#### Goal of the exercise:
If a line below holds the word "name", count it; then say how many such lines there are and nothing else.

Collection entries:
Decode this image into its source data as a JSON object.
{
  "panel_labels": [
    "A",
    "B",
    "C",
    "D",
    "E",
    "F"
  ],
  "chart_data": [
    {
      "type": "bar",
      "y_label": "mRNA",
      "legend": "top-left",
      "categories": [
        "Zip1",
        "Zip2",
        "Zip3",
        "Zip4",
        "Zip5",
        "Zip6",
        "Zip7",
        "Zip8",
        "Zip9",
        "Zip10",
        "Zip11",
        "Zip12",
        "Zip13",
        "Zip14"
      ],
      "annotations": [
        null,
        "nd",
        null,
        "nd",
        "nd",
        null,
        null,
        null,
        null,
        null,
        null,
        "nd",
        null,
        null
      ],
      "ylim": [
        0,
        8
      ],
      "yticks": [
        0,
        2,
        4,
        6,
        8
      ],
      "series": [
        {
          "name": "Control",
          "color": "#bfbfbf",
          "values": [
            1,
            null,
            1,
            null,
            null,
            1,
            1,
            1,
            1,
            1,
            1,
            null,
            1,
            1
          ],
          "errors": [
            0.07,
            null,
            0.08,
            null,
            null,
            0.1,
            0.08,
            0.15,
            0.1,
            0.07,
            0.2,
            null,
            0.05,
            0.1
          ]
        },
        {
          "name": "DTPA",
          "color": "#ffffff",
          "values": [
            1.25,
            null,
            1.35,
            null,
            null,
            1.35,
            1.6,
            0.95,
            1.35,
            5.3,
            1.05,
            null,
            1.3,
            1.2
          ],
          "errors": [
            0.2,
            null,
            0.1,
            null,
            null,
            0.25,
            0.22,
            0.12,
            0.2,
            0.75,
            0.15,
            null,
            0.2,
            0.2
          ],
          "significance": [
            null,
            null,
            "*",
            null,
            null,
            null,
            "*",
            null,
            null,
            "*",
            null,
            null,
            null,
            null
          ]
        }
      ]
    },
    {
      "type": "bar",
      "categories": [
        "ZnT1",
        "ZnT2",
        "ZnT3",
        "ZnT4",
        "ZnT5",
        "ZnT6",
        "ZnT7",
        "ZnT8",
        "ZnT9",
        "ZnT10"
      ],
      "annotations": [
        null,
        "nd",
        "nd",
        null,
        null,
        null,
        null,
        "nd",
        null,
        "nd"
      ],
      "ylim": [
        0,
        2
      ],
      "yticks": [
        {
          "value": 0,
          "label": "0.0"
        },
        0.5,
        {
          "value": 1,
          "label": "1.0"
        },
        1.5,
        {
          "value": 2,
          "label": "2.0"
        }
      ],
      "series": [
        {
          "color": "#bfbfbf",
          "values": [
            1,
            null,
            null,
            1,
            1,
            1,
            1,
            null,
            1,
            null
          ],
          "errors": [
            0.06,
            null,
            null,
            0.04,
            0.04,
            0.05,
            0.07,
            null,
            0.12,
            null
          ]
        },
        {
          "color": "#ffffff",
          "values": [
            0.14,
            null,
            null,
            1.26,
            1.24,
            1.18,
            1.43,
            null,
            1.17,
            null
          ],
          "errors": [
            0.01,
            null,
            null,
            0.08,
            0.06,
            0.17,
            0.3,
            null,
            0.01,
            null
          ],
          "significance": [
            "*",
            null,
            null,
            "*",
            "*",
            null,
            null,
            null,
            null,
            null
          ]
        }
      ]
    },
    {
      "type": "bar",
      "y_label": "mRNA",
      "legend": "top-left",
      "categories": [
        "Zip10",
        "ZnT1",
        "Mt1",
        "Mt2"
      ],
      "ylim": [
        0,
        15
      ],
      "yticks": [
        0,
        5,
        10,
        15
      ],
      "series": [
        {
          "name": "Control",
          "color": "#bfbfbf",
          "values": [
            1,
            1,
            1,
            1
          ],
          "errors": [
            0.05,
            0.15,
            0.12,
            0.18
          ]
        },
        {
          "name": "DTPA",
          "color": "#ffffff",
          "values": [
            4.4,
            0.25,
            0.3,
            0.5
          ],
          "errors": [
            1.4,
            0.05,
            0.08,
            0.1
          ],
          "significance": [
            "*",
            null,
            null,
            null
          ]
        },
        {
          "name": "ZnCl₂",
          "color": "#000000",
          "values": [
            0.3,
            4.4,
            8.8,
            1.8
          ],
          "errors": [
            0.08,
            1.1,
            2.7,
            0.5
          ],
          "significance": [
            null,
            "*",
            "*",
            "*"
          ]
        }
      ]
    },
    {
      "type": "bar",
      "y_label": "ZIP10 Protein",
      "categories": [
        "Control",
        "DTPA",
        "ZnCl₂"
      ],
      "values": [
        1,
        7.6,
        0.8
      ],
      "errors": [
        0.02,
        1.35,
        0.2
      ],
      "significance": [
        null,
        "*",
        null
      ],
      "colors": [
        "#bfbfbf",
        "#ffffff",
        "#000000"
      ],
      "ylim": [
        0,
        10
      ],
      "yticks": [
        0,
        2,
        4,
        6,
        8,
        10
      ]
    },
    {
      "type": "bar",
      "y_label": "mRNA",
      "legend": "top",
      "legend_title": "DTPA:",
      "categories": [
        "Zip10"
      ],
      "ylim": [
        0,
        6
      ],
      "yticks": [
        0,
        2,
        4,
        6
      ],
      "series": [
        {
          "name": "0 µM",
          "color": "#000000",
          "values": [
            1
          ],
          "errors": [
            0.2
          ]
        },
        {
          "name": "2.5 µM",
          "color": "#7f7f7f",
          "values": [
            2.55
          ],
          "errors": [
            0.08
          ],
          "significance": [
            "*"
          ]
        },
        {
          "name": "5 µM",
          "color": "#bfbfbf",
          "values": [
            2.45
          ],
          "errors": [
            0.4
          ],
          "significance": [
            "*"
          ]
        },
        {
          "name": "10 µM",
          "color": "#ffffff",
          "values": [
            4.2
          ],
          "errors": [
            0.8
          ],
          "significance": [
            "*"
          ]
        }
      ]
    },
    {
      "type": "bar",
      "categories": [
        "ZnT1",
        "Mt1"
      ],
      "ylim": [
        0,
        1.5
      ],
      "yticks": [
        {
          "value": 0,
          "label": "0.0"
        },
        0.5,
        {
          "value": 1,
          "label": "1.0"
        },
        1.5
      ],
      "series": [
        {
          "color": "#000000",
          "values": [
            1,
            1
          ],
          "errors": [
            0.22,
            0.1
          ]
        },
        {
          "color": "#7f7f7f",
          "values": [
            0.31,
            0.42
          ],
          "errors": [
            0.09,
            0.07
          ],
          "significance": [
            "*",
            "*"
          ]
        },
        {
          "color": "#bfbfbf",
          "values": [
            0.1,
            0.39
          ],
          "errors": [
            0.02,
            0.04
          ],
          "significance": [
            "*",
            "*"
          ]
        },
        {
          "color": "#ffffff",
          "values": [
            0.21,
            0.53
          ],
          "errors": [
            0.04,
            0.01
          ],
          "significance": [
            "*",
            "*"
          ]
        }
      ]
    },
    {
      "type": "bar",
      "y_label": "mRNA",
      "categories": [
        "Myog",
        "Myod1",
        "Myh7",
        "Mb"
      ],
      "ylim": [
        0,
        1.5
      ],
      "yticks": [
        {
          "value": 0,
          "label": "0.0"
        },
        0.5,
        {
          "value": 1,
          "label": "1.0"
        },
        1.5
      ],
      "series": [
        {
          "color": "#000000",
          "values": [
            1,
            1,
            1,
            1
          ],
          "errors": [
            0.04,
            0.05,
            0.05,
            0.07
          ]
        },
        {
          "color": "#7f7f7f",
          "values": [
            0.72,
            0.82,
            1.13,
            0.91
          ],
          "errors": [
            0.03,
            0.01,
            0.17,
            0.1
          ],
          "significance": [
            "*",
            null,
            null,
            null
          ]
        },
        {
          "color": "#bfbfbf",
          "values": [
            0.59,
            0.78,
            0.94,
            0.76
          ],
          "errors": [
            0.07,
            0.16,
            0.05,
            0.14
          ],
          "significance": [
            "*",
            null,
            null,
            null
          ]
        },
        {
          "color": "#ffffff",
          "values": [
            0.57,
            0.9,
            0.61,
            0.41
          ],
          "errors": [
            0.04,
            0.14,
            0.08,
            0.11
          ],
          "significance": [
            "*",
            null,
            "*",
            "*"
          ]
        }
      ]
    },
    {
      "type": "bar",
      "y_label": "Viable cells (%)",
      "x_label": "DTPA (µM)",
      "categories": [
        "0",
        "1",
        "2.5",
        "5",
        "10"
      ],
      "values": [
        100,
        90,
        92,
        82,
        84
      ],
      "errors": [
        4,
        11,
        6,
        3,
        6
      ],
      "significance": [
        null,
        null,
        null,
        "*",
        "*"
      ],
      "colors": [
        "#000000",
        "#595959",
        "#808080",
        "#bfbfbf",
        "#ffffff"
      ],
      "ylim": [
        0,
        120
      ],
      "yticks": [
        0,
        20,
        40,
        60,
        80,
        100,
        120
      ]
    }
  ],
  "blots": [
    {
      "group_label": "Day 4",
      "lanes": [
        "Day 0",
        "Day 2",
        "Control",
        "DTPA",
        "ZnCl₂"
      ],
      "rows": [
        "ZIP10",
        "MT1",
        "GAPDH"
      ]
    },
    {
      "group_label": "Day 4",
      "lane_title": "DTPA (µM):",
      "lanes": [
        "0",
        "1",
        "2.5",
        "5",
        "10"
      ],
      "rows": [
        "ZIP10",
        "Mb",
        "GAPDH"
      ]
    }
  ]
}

#### Output for this exercise:
9